# [What to work on]
Reproduce every entry in the listing without alteration.

━━━━━━━━

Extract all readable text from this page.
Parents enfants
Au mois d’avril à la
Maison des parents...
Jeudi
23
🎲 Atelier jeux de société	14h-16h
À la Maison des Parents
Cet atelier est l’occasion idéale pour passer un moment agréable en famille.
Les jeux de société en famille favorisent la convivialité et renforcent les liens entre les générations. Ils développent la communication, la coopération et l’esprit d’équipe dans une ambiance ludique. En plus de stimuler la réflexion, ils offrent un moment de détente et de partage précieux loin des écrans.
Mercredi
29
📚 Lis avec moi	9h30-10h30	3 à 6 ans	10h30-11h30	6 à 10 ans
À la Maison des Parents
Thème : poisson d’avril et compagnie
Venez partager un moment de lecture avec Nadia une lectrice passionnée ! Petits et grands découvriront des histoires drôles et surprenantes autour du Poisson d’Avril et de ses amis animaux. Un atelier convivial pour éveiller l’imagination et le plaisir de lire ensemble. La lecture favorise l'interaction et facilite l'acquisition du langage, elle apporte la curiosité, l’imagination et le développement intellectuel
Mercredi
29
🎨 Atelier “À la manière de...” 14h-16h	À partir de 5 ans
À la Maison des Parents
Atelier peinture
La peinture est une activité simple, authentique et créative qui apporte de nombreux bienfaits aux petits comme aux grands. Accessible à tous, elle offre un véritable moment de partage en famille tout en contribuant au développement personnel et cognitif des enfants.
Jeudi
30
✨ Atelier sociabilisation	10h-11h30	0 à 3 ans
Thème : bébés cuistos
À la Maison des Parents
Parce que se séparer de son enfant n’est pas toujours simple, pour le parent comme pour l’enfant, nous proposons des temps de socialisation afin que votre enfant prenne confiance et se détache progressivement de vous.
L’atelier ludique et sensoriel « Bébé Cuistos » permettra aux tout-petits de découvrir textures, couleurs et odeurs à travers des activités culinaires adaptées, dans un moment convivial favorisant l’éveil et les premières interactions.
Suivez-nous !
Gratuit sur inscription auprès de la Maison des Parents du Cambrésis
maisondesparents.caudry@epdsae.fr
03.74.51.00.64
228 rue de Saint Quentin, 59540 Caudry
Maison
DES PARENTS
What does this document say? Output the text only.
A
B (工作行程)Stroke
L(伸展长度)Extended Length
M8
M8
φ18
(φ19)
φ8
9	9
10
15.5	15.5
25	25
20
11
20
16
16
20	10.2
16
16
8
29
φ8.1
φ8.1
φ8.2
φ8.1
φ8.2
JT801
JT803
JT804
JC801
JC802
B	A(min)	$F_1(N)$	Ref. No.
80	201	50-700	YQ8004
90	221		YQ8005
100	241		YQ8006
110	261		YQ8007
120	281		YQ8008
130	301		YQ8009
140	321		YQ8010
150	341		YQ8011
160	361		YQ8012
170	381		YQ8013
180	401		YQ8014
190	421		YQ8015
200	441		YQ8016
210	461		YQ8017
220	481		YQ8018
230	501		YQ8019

━━━━━━━━

# [Output of the exercise]
Extract all readable text from this page.
Parents enfants
Au mois d’avril à la
Maison des parents...
Jeudi
23
🎲 Atelier jeux de société	14h-16h
À la Maison des Parents
Cet atelier est l’occasion idéale pour passer un moment agréable en famille.
Les jeux de société en famille favorisent la convivialité et renforcent les liens entre les générations. Ils développent la communication, la coopération et l’esprit d’équipe dans une ambiance ludique. En plus de stimuler la réflexion, ils offrent un moment de détente et de partage précieux loin des écrans.
Mercredi
29
📚 Lis avec moi	9h30-10h30	3 à 6 ans	10h30-11h30	6 à 10 ans
À la Maison des Parents
Thème : poisson d’avril et compagnie
Venez partager un moment de lecture avec Nadia une lectrice passionnée ! Petits et grands découvriront des histoires drôles et surprenantes autour du Poisson d’Avril et de ses amis animaux. Un atelier convivial pour éveiller l’imagination et le plaisir de lire ensemble. La lecture favorise l'interaction et facilite l'acquisition du langage, elle apporte la curiosité, l’imagination et le développement intellectuel
Mercredi
29
🎨 Atelier “À la manière de...” 14h-16h	À partir de 5 ans
À la Maison des Parents
Atelier peinture
La peinture est une activité simple, authentique et créative qui apporte de nombreux bienfaits aux petits comme aux grands. Accessible à tous, elle offre un véritable moment de partage en famille tout en contribuant au développement personnel et cognitif des enfants.
Jeudi
30
✨ Atelier sociabilisation	10h-11h30	0 à 3 ans
Thème : bébés cuistos
À la Maison des Parents
Parce que se séparer de son enfant n’est pas toujours simple, pour le parent comme pour l’enfant, nous proposons des temps de socialisation afin que votre enfant prenne confiance et se détache progressivement de vous.
L’atelier ludique et sensoriel « Bébé Cuistos » permettra aux tout-petits de découvrir textures, couleurs et odeurs à travers des activités culinaires adaptées, dans un moment convivial favorisant l’éveil et les premières interactions.
Suivez-nous !
Gratuit sur inscription auprès de la Maison des Parents du Cambrésis
maisondesparents.caudry@epdsae.fr
03.74.51.00.64
228 rue de Saint Quentin, 59540 Caudry
Maison
DES PARENTS
What does this document say? Output the text only.
A
B (工作行程)Stroke
L(伸展长度)Extended Length
M8
M8
φ18
(φ19)
φ8
9	9
10
15.5	15.5
25	25
20
11
20
16
16
20	10.2
16
16
8
29
φ8.1
φ8.1
φ8.2
φ8.1
φ8.2
JT801
JT803
JT804
JC801
JC802
B	A(min)	$F_1(N)$	Ref. No.
80	201	50-700	YQ8004
90	221		YQ8005
100	241		YQ8006
110	261		YQ8007
120	281		YQ8008
130	301		YQ8009
140	321		YQ8010
150	341		YQ8011
160	361		YQ8012
170	381		YQ8013
180	401		YQ8014
190	421		YQ8015
200	441		YQ8016
210	461		YQ8017
220	481		YQ8018
230	501		YQ8019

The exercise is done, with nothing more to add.